#### DIRECTIONS FOR THIS TASK:
Copy each line below in which the word "vols" occurs.

[RECORDS SUPPLIED start]

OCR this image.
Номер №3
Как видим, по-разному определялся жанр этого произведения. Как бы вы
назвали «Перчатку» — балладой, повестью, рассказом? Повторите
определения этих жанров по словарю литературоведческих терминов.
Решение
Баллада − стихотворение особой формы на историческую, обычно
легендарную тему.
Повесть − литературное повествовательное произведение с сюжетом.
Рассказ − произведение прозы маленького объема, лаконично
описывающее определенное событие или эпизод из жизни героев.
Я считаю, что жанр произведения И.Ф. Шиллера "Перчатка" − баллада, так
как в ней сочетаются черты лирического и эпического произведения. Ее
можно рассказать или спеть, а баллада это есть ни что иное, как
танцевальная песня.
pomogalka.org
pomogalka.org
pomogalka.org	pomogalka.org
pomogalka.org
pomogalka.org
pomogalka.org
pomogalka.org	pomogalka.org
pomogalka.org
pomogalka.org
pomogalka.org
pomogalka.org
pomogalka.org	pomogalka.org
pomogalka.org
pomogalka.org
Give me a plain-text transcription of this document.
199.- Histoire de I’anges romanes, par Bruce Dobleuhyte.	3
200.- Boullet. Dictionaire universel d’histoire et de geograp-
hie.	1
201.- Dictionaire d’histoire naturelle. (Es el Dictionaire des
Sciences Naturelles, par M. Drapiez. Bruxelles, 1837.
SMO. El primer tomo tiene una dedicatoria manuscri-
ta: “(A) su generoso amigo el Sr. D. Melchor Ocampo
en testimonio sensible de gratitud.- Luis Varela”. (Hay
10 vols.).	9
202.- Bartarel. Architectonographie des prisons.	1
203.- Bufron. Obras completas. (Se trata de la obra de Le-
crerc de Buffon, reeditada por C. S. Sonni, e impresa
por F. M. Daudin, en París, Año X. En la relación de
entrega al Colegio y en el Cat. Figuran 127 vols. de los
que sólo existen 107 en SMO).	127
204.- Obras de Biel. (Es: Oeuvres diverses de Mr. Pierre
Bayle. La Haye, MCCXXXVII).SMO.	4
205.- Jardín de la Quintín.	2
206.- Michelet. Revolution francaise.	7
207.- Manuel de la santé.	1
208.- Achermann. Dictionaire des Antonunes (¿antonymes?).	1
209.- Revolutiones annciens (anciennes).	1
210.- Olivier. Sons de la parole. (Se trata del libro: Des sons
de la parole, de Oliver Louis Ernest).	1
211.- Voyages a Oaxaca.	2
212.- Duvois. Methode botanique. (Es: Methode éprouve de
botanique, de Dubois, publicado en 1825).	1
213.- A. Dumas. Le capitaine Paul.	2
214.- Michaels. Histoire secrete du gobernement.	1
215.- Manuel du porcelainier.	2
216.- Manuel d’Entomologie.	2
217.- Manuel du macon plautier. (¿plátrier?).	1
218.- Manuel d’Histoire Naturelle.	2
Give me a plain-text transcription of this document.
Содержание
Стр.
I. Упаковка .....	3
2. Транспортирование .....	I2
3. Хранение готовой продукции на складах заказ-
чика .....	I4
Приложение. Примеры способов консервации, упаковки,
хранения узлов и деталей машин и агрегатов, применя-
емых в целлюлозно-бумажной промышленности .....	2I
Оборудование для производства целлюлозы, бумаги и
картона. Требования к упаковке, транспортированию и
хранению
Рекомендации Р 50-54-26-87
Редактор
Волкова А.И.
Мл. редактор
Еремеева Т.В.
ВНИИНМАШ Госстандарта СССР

[RECORDS SUPPLIED end]

#### RESPONSE TO THIS EXERCISE:
10 vols.).	9
entrega al Colegio y en el Cat. Figuran 127 vols. de los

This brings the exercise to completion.